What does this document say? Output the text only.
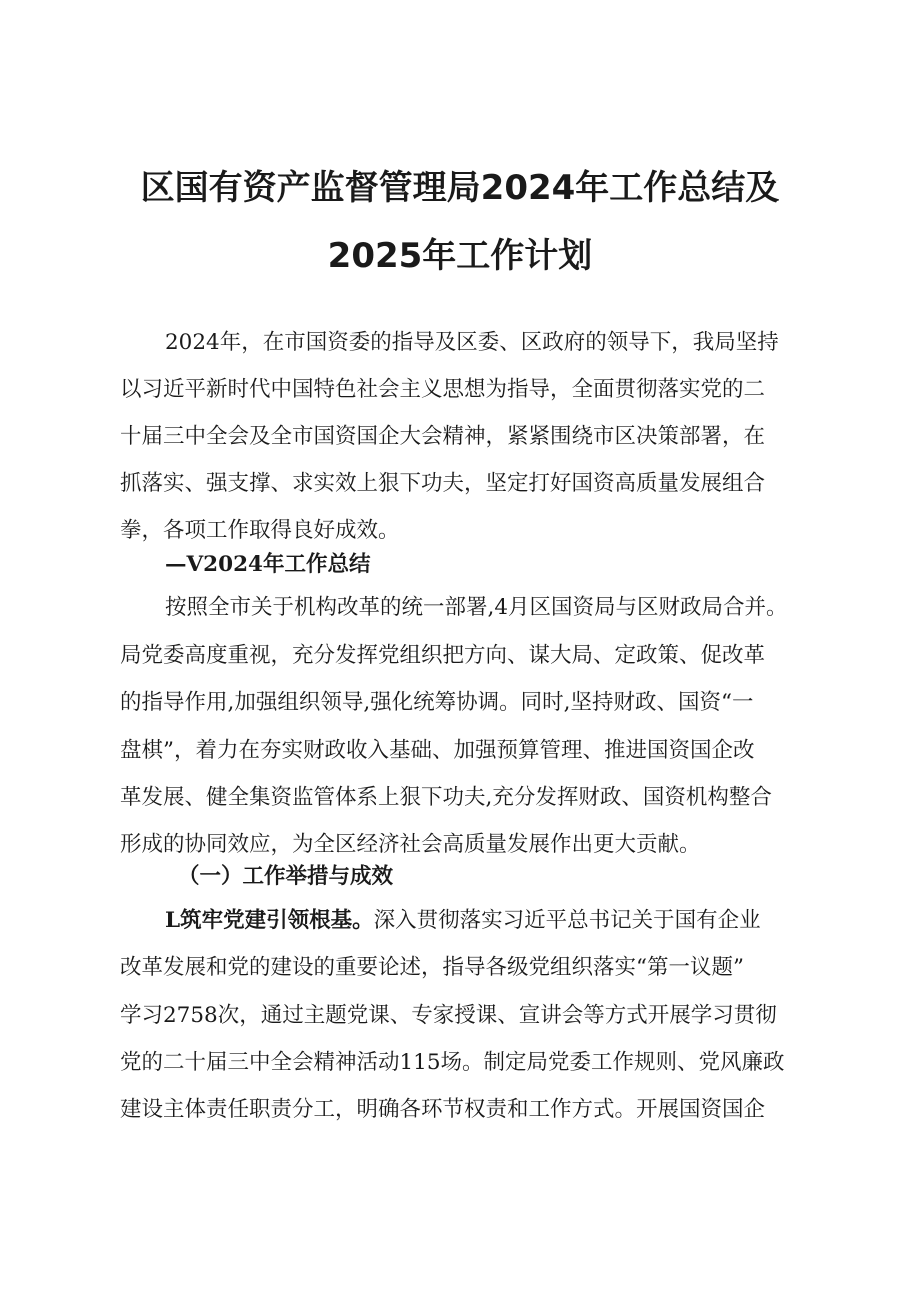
区国有资产监督管理局2024年工作总结及
2025年工作计划
2024年，在市国资委的指导及区委、区政府的领导下，我局坚持
以习近平新时代中国特色社会主义思想为指导，全面贯彻落实党的二
十届三中全会及全市国资国企大会精神，紧紧围绕市区决策部署，在
抓落实、强支撑、求实效上狠下功夫，坚定打好国资高质量发展组合
拳，各项工作取得良好成效。
—V2024年工作总结
按照全市关于机构改革的统一部署,4月区国资局与区财政局合并。
局党委高度重视，充分发挥党组织把方向、谋大局、定政策、促改革
的指导作用,加强组织领导,强化统筹协调。同时,坚持财政、国资“一
盘棋”，着力在夯实财政收入基础、加强预算管理、推进国资国企改
革发展、健全集资监管体系上狠下功夫,充分发挥财政、国资机构整合
形成的协同效应，为全区经济社会高质量发展作出更大贡献。
（一）工作举措与成效
L筑牢党建引领根基。深入贯彻落实习近平总书记关于国有企业
改革发展和党的建设的重要论述，指导各级党组织落实“第一议题”
学习2758次，通过主题党课、专家授课、宣讲会等方式开展学习贯彻
党的二十届三中全会精神活动115场。制定局党委工作规则、党风廉政
建设主体责任职责分工，明确各环节权责和工作方式。开展国资国企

*****

### Problem details
Each line above is to be copied verbatim. Drop any image from the copy.

### Output of the task
What does this document say? Output the text only.
区国有资产监督管理局2024年工作总结及
2025年工作计划
2024年，在市国资委的指导及区委、区政府的领导下，我局坚持
以习近平新时代中国特色社会主义思想为指导，全面贯彻落实党的二
十届三中全会及全市国资国企大会精神，紧紧围绕市区决策部署，在
抓落实、强支撑、求实效上狠下功夫，坚定打好国资高质量发展组合
拳，各项工作取得良好成效。
—V2024年工作总结
按照全市关于机构改革的统一部署,4月区国资局与区财政局合并。
局党委高度重视，充分发挥党组织把方向、谋大局、定政策、促改革
的指导作用,加强组织领导,强化统筹协调。同时,坚持财政、国资“一
盘棋”，着力在夯实财政收入基础、加强预算管理、推进国资国企改
革发展、健全集资监管体系上狠下功夫,充分发挥财政、国资机构整合
形成的协同效应，为全区经济社会高质量发展作出更大贡献。
（一）工作举措与成效
L筑牢党建引领根基。深入贯彻落实习近平总书记关于国有企业
改革发展和党的建设的重要论述，指导各级党组织落实“第一议题”
学习2758次，通过主题党课、专家授课、宣讲会等方式开展学习贯彻
党的二十届三中全会精神活动115场。制定局党委工作规则、党风廉政
建设主体责任职责分工，明确各环节权责和工作方式。开展国资国企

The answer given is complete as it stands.